▶ [TASK DIRECTIONS]:
Write out the records that appear below, verbatim and complete, but without pictures.

▶ [THE RECORDS]:
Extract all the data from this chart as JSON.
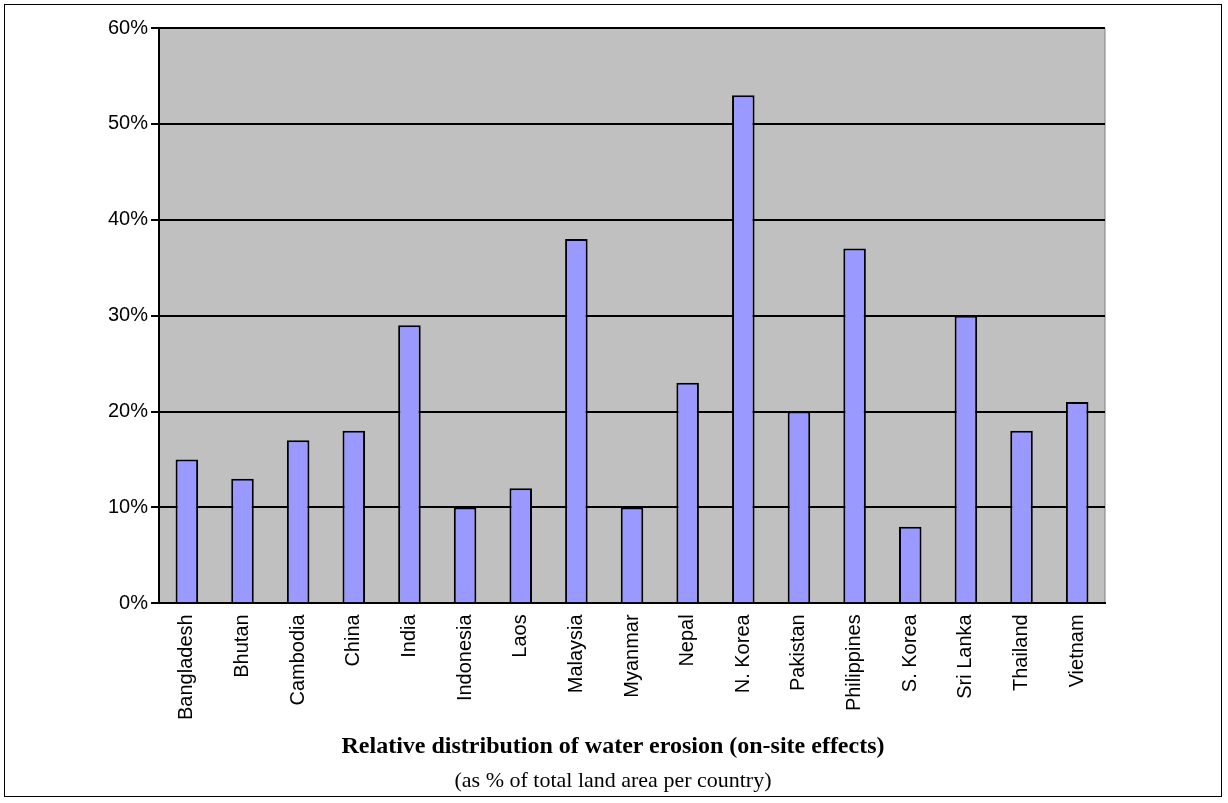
{
  "chart_data": {
    "type": "bar",
    "title": "Relative distribution of water erosion (on-site effects)",
    "subtitle": "(as % of total land area per country)",
    "categories": [
      "Bangladesh",
      "Bhutan",
      "Cambodia",
      "China",
      "India",
      "Indonesia",
      "Laos",
      "Malaysia",
      "Myanmar",
      "Nepal",
      "N. Korea",
      "Pakistan",
      "Philippines",
      "S. Korea",
      "Sri Lanka",
      "Thailand",
      "Vietnam"
    ],
    "values": [
      15,
      13,
      17,
      18,
      29,
      10,
      12,
      38,
      10,
      23,
      53,
      20,
      37,
      8,
      30,
      18,
      21
    ],
    "color": "#9999ff",
    "ylim": [
      0,
      60
    ],
    "yticks": [
      {
        "value": 0,
        "label": "0%"
      },
      {
        "value": 10,
        "label": "10%"
      },
      {
        "value": 20,
        "label": "20%"
      },
      {
        "value": 30,
        "label": "30%"
      },
      {
        "value": 40,
        "label": "40%"
      },
      {
        "value": 50,
        "label": "50%"
      },
      {
        "value": 60,
        "label": "60%"
      }
    ],
    "grid": "y",
    "legend": false
  }
}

▶ [WRITTEN REPLY]:
Extract all the data from this chart as JSON.
{
  "chart_data": {
    "type": "bar",
    "title": "Relative distribution of water erosion (on-site effects)",
    "subtitle": "(as % of total land area per country)",
    "categories": [
      "Bangladesh",
      "Bhutan",
      "Cambodia",
      "China",
      "India",
      "Indonesia",
      "Laos",
      "Malaysia",
      "Myanmar",
      "Nepal",
      "N. Korea",
      "Pakistan",
      "Philippines",
      "S. Korea",
      "Sri Lanka",
      "Thailand",
      "Vietnam"
    ],
    "values": [
      15,
      13,
      17,
      18,
      29,
      10,
      12,
      38,
      10,
      23,
      53,
      20,
      37,
      8,
      30,
      18,
      21
    ],
    "color": "#9999ff",
    "ylim": [
      0,
      60
    ],
    "yticks": [
      {
        "value": 0,
        "label": "0%"
      },
      {
        "value": 10,
        "label": "10%"
      },
      {
        "value": 20,
        "label": "20%"
      },
      {
        "value": 30,
        "label": "30%"
      },
      {
        "value": 40,
        "label": "40%"
      },
      {
        "value": 50,
        "label": "50%"
      },
      {
        "value": 60,
        "label": "60%"
      }
    ],
    "grid": "y",
    "legend": false
  }
}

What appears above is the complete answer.